-- Input start --
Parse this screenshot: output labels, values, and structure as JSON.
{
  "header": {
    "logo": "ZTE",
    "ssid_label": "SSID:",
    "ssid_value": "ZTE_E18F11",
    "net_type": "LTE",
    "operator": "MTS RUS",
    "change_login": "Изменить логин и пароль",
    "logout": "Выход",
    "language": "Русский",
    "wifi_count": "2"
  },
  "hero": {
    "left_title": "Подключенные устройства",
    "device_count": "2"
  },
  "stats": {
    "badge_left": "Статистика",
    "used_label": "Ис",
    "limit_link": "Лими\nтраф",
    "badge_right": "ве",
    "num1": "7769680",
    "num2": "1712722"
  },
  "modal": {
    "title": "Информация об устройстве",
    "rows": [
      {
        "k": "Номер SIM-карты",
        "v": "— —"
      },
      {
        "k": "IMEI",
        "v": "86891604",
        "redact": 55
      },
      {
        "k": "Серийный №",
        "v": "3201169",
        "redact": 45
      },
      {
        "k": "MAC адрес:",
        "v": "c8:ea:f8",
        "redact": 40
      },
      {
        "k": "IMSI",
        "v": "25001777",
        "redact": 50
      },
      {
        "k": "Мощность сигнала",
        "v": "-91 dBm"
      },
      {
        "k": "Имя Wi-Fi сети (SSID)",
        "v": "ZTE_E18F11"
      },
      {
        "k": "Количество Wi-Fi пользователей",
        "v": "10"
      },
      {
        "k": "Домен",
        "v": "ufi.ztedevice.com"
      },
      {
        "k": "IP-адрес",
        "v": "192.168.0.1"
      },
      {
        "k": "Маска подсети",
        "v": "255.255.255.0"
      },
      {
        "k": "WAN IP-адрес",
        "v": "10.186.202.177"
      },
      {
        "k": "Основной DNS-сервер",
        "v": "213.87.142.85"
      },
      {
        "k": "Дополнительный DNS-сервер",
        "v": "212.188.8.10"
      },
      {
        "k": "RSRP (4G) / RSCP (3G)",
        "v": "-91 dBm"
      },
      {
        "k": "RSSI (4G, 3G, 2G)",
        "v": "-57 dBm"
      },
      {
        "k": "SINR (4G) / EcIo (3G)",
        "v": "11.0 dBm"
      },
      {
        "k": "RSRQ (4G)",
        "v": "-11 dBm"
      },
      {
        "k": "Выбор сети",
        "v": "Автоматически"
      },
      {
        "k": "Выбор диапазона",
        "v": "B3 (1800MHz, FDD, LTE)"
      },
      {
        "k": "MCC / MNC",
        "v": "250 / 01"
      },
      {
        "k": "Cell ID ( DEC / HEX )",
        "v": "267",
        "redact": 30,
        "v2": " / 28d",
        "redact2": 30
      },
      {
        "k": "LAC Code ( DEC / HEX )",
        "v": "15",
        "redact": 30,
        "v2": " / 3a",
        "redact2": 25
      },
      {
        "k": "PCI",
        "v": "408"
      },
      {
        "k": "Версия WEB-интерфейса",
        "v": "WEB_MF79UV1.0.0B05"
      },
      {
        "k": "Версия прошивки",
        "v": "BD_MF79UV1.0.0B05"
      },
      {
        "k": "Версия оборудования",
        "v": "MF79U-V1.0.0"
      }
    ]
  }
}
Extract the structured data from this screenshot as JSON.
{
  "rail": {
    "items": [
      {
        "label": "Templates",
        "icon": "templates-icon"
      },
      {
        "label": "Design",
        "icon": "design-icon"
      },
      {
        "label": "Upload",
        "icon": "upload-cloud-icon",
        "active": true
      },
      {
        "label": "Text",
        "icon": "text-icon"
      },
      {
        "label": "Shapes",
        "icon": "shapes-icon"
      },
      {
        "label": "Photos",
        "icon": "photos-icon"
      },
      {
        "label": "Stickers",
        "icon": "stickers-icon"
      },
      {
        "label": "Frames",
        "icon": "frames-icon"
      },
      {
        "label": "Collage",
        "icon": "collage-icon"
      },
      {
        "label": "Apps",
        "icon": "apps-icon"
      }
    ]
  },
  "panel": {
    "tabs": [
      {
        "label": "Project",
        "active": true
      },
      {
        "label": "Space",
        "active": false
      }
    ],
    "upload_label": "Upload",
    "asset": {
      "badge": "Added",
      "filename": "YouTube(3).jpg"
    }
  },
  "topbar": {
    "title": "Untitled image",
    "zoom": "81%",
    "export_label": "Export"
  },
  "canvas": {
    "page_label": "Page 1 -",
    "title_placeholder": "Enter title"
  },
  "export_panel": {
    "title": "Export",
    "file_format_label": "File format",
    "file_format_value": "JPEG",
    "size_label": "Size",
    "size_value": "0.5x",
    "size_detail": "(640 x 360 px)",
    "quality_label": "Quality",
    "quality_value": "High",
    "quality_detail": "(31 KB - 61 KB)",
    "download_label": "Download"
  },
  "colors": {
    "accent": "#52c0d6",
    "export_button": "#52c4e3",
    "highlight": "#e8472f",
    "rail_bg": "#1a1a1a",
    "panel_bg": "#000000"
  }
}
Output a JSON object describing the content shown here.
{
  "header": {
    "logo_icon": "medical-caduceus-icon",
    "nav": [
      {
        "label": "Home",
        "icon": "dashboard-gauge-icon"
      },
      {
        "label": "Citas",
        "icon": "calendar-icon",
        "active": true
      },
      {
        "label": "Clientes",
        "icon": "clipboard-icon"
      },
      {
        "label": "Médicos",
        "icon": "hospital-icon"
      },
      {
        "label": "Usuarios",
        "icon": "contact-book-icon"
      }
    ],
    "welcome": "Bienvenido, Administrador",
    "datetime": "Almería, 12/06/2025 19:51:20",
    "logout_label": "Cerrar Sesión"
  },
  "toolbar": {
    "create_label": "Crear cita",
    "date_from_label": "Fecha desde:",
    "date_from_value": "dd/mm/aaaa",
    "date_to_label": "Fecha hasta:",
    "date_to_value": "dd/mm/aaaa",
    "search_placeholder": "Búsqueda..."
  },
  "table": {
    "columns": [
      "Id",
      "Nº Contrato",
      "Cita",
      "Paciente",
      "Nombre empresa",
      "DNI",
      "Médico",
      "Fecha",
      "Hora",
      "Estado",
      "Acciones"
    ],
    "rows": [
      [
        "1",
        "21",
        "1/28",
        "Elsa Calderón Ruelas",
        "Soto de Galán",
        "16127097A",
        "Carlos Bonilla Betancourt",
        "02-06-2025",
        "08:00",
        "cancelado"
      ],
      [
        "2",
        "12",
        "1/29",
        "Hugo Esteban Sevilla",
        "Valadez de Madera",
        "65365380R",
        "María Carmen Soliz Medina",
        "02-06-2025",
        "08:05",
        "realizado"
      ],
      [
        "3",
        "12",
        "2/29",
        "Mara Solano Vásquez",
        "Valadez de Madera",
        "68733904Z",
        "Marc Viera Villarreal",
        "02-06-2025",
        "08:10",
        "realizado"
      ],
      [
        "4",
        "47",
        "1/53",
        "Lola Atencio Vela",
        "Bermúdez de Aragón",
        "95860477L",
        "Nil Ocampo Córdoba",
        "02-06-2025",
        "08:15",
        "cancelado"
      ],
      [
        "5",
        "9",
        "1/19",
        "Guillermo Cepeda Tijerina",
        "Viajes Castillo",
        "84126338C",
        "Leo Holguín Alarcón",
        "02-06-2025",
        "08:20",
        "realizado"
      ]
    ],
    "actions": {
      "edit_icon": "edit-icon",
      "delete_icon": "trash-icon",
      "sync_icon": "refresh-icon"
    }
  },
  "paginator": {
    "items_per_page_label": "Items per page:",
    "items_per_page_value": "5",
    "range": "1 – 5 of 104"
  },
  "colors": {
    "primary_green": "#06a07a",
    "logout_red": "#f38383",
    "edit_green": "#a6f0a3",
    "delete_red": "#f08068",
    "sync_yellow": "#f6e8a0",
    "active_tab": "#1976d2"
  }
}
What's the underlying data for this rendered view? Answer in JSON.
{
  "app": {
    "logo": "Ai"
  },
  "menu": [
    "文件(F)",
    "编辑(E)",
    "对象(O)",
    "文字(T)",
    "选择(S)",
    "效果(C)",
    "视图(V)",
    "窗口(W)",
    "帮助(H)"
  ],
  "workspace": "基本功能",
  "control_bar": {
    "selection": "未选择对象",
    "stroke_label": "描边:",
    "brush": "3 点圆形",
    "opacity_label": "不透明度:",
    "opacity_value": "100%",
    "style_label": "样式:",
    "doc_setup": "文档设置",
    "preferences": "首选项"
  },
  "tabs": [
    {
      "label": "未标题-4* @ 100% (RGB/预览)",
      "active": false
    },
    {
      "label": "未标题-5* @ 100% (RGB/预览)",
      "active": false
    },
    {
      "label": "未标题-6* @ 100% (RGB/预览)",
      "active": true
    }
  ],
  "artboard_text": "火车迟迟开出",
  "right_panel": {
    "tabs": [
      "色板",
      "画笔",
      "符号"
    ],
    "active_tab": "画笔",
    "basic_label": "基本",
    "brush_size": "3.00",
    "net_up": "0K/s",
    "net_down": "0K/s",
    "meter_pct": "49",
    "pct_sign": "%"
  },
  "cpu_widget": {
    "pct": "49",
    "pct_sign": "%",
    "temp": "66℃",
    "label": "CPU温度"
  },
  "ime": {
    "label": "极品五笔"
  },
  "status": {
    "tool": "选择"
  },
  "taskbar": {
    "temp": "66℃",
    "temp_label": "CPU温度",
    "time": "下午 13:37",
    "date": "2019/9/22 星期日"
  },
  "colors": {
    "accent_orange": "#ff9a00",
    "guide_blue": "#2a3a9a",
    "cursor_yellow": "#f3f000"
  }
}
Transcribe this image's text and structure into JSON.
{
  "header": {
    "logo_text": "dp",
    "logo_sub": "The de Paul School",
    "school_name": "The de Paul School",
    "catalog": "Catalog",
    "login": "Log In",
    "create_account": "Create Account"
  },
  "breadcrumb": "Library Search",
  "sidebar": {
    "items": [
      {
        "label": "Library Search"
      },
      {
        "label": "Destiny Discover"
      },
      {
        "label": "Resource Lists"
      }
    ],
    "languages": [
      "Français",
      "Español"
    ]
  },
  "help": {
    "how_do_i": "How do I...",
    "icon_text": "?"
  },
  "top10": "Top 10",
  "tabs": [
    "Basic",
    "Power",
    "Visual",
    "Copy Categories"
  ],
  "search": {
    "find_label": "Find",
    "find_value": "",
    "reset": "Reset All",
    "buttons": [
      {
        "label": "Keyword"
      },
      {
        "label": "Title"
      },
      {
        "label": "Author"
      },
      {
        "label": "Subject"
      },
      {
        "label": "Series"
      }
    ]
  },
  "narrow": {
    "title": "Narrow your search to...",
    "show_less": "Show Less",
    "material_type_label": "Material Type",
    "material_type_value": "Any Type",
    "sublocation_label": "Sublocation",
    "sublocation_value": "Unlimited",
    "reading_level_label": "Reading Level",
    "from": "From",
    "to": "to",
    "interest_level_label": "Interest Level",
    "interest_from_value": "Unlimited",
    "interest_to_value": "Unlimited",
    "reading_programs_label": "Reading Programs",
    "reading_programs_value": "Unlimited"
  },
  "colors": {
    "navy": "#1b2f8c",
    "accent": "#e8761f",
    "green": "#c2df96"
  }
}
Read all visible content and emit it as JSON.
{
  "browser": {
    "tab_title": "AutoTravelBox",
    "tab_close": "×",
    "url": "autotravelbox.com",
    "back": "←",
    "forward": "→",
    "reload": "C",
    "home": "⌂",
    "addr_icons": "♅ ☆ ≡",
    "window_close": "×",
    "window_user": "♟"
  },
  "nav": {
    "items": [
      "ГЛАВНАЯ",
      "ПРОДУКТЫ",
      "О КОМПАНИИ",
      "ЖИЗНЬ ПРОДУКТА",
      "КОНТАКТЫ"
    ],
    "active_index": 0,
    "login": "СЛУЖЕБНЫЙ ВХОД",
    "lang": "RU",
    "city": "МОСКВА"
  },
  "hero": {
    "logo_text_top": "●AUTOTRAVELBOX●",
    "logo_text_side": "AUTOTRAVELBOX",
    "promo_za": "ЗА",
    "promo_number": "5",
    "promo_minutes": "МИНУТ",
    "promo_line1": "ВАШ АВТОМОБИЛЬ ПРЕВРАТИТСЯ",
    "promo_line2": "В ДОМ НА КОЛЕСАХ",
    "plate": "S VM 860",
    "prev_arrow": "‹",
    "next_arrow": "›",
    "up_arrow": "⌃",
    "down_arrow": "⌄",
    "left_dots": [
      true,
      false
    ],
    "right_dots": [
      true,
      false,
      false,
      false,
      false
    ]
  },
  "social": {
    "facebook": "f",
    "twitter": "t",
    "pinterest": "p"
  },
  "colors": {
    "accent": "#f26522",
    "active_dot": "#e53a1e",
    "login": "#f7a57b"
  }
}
-- Input end --
Search the material above for "screenshot". Pull out each line where it shows up.

Parse this screenshot: output labels, values, and structure as JSON.
Extract the structured data from this screenshot as JSON.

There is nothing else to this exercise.